## Start
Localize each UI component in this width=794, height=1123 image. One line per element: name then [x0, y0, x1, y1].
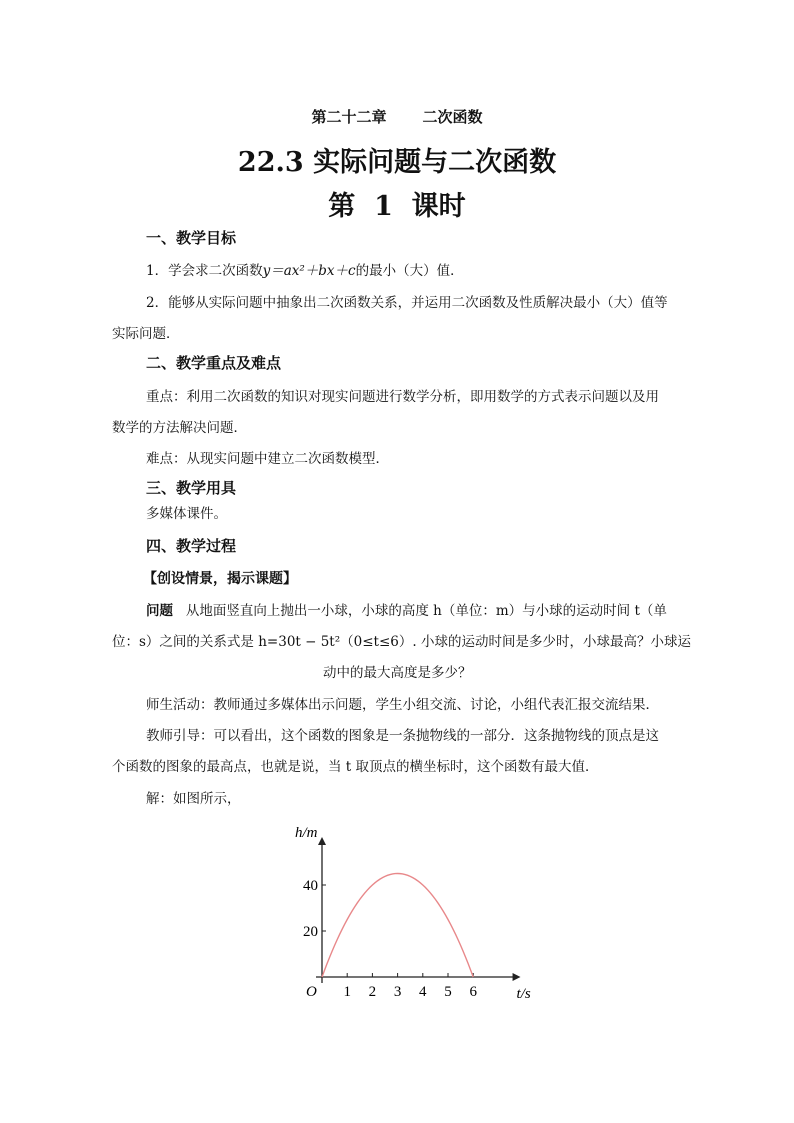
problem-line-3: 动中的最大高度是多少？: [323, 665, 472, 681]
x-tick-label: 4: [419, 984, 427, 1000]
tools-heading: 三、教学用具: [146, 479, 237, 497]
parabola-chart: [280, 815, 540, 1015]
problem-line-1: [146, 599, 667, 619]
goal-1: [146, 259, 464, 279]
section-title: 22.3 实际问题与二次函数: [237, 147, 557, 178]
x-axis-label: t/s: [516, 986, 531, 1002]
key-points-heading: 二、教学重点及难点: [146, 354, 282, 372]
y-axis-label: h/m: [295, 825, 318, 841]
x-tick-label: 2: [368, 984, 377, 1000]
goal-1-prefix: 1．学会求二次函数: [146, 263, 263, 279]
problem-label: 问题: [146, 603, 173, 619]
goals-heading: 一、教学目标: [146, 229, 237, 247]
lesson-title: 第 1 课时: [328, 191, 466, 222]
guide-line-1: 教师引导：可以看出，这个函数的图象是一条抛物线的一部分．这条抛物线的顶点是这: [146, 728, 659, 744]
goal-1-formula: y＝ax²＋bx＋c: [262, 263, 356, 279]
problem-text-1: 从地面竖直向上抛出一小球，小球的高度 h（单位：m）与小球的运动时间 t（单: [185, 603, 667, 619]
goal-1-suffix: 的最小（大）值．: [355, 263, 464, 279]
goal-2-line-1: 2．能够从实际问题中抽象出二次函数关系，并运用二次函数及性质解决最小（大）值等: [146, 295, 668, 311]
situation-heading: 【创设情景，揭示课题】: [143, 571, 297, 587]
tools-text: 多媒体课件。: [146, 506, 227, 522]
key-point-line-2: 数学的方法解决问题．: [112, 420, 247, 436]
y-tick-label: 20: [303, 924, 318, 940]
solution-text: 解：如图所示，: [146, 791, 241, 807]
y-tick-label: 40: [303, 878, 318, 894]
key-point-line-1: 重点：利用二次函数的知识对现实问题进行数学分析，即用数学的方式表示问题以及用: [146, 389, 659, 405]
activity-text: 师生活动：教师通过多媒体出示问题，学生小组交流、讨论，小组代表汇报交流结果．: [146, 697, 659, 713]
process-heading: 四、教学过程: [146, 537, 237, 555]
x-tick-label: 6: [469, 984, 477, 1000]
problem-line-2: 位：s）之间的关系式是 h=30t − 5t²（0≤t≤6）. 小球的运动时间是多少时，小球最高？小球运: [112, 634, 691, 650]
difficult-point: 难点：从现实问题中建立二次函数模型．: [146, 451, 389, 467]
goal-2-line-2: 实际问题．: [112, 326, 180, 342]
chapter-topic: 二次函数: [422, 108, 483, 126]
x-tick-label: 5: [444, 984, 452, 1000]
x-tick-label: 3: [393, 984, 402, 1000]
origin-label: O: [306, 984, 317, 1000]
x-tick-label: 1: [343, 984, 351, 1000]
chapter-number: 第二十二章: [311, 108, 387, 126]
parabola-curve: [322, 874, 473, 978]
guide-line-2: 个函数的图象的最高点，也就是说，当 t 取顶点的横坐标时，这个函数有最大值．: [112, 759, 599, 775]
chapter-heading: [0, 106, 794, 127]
## End
Stated exercise:
Give every line of the material above as a numbered list, skipping blank lines and leaving out the pictures.

Written response:
1. Localize each UI component in this width=794, height=1123 image. One line per element: name then [x0, y0, x1, y1].
2. problem-line-3: 动中的最大高度是多少？: [323, 665, 472, 681]
3. x-tick-label: 4: [419, 984, 427, 1000]
4. tools-heading: 三、教学用具: [146, 479, 237, 497]
5. parabola-chart: [280, 815, 540, 1015]
6. problem-line-1: [146, 599, 667, 619]
7. goal-1: [146, 259, 464, 279]
8. section-title: 22.3 实际问题与二次函数: [237, 147, 557, 178]
9. x-axis-label: t/s: [516, 986, 531, 1002]
10. key-points-heading: 二、教学重点及难点: [146, 354, 282, 372]
11. y-axis-label: h/m: [295, 825, 318, 841]
12. x-tick-label: 2: [368, 984, 377, 1000]
13. goal-1-prefix: 1．学会求二次函数: [146, 263, 263, 279]
14. problem-label: 问题: [146, 603, 173, 619]
15. goals-heading: 一、教学目标: [146, 229, 237, 247]
16. lesson-title: 第 1 课时: [328, 191, 466, 222]
17. guide-line-1: 教师引导：可以看出，这个函数的图象是一条抛物线的一部分．这条抛物线的顶点是这: [146, 728, 659, 744]
18. goal-1-formula: y＝ax²＋bx＋c: [262, 263, 356, 279]
19. problem-text-1: 从地面竖直向上抛出一小球，小球的高度 h（单位：m）与小球的运动时间 t（单: [185, 603, 667, 619]
20. goal-1-suffix: 的最小（大）值．: [355, 263, 464, 279]
21. goal-2-line-1: 2．能够从实际问题中抽象出二次函数关系，并运用二次函数及性质解决最小（大）值等: [146, 295, 668, 311]
22. situation-heading: 【创设情景，揭示课题】: [143, 571, 297, 587]
23. tools-text: 多媒体课件。: [146, 506, 227, 522]
24. key-point-line-2: 数学的方法解决问题．: [112, 420, 247, 436]
25. y-tick-label: 20: [303, 924, 318, 940]
26. solution-text: 解：如图所示，: [146, 791, 241, 807]
27. y-tick-label: 40: [303, 878, 318, 894]
28. key-point-line-1: 重点：利用二次函数的知识对现实问题进行数学分析，即用数学的方式表示问题以及用: [146, 389, 659, 405]
29. activity-text: 师生活动：教师通过多媒体出示问题，学生小组交流、讨论，小组代表汇报交流结果．: [146, 697, 659, 713]
30. process-heading: 四、教学过程: [146, 537, 237, 555]
31. x-tick-label: 6: [469, 984, 477, 1000]
32. problem-line-2: 位：s）之间的关系式是 h=30t − 5t²（0≤t≤6）. 小球的运动时间是多少时，小球最高？小球运: [112, 634, 691, 650]
33. difficult-point: 难点：从现实问题中建立二次函数模型．: [146, 451, 389, 467]
34. goal-2-line-2: 实际问题．: [112, 326, 180, 342]
35. chapter-topic: 二次函数: [422, 108, 483, 126]
36. x-tick-label: 5: [444, 984, 452, 1000]
37. x-tick-label: 3: [393, 984, 402, 1000]
38. origin-label: O: [306, 984, 317, 1000]
39. x-tick-label: 1: [343, 984, 351, 1000]
40. chapter-number: 第二十二章: [311, 108, 387, 126]
41. parabola-curve: [322, 874, 473, 978]
42. guide-line-2: 个函数的图象的最高点，也就是说，当 t 取顶点的横坐标时，这个函数有最大值．: [112, 759, 599, 775]
43. chapter-heading: [0, 106, 794, 127]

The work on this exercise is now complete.